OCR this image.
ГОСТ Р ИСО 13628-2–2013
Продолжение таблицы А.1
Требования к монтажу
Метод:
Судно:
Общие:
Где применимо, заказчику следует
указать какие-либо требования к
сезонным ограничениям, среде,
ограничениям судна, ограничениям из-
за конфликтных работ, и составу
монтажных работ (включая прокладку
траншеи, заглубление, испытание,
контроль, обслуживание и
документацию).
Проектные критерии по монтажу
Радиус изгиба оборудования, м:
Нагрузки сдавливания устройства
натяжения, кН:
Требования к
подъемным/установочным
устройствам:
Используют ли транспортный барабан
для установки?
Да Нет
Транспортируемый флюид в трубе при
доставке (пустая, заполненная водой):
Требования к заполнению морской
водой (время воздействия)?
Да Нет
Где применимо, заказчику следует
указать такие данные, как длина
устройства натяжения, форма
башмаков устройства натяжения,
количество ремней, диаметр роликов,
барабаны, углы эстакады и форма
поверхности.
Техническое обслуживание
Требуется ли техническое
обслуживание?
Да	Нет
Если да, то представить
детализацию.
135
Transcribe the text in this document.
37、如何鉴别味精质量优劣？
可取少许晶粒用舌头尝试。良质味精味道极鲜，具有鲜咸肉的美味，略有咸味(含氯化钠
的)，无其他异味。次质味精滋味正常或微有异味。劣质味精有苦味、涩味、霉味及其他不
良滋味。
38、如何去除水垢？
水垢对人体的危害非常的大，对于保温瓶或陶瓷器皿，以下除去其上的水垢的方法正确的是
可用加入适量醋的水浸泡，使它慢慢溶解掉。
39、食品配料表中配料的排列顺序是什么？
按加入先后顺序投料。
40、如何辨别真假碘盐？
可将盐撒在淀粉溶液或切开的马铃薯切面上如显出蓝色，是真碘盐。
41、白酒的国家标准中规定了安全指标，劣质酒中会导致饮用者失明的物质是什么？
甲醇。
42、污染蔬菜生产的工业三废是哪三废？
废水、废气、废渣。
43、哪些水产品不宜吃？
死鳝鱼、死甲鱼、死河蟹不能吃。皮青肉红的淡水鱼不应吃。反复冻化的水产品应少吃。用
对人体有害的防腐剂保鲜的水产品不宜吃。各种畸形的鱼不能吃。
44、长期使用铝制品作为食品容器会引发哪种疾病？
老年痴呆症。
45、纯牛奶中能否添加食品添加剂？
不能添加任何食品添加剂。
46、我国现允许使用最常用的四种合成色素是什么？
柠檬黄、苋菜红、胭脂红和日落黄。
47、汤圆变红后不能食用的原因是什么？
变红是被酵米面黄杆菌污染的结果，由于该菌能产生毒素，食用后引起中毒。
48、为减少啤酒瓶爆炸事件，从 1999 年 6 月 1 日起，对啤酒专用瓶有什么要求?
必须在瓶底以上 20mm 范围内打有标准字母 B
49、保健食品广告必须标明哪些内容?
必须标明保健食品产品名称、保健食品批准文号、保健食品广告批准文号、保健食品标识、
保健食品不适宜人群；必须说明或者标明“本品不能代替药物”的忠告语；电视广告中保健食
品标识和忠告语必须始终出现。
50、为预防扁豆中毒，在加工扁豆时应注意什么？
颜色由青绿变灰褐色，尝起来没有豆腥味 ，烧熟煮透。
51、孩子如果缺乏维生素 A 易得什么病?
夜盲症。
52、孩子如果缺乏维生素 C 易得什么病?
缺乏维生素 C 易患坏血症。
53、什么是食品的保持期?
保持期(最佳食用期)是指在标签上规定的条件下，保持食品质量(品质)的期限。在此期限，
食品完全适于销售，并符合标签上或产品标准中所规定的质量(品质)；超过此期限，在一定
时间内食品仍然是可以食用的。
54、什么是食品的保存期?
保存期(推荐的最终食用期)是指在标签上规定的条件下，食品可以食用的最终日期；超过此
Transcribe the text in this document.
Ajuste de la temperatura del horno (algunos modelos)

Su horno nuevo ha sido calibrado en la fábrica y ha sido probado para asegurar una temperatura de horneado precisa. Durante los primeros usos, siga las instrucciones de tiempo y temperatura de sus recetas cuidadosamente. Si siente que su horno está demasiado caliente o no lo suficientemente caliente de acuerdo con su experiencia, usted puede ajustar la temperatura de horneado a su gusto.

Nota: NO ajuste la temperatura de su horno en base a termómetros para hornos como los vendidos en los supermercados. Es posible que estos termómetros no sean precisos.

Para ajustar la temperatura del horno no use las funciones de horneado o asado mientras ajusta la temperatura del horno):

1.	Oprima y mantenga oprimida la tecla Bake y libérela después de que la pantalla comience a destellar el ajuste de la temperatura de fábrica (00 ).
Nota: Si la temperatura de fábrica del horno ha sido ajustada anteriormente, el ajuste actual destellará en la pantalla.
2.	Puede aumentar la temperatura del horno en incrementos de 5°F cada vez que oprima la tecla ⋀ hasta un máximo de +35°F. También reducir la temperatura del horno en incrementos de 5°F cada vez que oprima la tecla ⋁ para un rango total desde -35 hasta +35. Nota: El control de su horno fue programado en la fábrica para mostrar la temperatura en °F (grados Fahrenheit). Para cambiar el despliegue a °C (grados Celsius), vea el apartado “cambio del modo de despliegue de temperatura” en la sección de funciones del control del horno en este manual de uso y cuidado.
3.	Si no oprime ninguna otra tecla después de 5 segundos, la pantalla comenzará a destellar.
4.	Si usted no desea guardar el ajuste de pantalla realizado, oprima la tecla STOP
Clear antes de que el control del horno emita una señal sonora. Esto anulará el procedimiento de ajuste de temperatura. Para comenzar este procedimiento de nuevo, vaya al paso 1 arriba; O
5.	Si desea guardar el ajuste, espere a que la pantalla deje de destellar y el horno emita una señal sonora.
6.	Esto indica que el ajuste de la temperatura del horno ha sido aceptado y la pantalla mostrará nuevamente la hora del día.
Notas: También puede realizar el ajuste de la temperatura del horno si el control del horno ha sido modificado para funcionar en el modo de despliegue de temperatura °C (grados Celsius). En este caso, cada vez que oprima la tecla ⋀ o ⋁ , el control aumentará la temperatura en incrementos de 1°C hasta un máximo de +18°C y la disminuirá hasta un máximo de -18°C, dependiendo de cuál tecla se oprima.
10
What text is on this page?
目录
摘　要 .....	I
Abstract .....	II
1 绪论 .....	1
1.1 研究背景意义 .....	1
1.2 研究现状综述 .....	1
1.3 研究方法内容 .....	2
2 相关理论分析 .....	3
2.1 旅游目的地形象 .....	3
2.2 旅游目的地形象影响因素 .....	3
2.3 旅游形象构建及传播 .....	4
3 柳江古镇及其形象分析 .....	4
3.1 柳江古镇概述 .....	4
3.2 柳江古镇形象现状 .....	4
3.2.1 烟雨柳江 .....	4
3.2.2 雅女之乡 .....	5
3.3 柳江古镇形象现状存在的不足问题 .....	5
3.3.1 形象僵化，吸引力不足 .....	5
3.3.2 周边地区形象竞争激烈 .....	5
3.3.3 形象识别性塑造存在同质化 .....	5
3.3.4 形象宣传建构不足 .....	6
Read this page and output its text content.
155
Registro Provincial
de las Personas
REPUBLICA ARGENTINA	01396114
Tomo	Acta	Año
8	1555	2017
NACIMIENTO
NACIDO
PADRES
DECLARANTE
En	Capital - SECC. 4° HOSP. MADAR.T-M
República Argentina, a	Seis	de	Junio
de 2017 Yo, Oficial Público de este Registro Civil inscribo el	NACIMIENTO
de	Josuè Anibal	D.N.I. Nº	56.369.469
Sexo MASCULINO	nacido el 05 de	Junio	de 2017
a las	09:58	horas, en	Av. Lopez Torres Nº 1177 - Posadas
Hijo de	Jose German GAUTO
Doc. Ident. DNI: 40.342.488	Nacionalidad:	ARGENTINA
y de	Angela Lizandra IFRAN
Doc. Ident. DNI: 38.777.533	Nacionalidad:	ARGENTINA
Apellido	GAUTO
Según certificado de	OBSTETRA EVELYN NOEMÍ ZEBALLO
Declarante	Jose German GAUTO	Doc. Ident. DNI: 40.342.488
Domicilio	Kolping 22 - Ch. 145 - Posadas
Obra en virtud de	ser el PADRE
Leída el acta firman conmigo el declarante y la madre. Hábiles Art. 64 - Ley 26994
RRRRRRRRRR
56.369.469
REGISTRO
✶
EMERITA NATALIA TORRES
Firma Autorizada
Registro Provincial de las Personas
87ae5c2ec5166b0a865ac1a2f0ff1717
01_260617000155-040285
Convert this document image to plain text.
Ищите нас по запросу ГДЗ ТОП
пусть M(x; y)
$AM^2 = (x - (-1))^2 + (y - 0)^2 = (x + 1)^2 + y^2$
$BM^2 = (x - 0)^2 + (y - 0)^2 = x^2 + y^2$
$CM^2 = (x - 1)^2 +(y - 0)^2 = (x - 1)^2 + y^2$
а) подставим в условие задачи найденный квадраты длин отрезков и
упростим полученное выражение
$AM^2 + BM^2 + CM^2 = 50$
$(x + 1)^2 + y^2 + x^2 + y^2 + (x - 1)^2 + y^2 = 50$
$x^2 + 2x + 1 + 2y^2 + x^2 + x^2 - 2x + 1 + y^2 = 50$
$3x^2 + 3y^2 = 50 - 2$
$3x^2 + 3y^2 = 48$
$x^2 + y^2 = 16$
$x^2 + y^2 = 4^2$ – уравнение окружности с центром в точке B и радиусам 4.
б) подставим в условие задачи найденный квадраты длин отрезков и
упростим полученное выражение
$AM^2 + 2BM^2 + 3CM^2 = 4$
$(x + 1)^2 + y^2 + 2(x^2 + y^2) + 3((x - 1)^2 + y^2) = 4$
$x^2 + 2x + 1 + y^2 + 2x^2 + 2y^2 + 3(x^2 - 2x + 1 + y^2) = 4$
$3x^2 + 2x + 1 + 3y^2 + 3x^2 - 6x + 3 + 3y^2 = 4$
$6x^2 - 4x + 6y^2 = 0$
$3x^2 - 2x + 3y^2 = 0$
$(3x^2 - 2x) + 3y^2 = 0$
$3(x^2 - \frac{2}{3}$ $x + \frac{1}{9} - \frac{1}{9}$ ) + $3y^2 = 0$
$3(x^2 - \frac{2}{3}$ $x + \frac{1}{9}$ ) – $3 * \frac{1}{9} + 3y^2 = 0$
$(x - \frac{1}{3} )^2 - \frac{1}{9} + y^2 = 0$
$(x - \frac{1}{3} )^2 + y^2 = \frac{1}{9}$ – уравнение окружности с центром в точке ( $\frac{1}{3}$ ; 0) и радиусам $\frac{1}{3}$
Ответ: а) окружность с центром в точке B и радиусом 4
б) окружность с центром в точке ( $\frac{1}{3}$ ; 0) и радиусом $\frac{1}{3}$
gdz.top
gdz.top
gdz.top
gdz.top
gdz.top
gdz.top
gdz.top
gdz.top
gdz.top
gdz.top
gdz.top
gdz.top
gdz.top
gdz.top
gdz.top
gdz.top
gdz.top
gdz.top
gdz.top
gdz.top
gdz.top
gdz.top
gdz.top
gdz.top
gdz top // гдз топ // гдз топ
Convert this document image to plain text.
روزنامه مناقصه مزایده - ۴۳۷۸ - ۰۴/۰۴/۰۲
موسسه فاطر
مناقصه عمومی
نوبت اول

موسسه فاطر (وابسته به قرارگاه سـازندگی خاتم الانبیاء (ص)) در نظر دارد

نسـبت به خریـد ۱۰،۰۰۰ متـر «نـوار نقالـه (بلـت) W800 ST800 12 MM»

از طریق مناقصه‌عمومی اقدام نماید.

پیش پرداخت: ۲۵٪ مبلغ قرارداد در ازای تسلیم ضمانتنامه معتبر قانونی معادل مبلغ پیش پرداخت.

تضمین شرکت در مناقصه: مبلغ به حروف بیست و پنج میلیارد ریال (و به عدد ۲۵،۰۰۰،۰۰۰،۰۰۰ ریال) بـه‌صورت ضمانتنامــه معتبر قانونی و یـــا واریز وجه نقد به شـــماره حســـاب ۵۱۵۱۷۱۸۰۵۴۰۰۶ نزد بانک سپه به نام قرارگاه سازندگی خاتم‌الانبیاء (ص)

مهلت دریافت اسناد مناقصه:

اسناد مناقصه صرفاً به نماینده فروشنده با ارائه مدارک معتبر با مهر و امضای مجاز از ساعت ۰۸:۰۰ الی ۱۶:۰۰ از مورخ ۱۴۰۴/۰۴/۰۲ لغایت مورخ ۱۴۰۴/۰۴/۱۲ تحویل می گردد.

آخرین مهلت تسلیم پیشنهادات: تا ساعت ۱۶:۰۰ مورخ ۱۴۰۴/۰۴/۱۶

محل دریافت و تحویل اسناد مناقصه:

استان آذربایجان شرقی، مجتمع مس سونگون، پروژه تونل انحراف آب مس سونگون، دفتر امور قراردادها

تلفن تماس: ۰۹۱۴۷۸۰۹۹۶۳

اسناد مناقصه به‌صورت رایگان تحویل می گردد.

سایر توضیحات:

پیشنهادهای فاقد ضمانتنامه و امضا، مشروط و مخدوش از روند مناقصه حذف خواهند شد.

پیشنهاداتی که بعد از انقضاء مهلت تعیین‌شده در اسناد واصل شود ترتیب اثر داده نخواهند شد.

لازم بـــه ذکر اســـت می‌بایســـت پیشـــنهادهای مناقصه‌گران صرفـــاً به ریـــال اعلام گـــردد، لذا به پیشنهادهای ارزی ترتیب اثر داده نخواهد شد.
# # # # #
OBJECTIVE
Among the records above, find each line holding the string "Provincial" and pull it out.

ANSWER
Registro Provincial
Registro Provincial de las Personas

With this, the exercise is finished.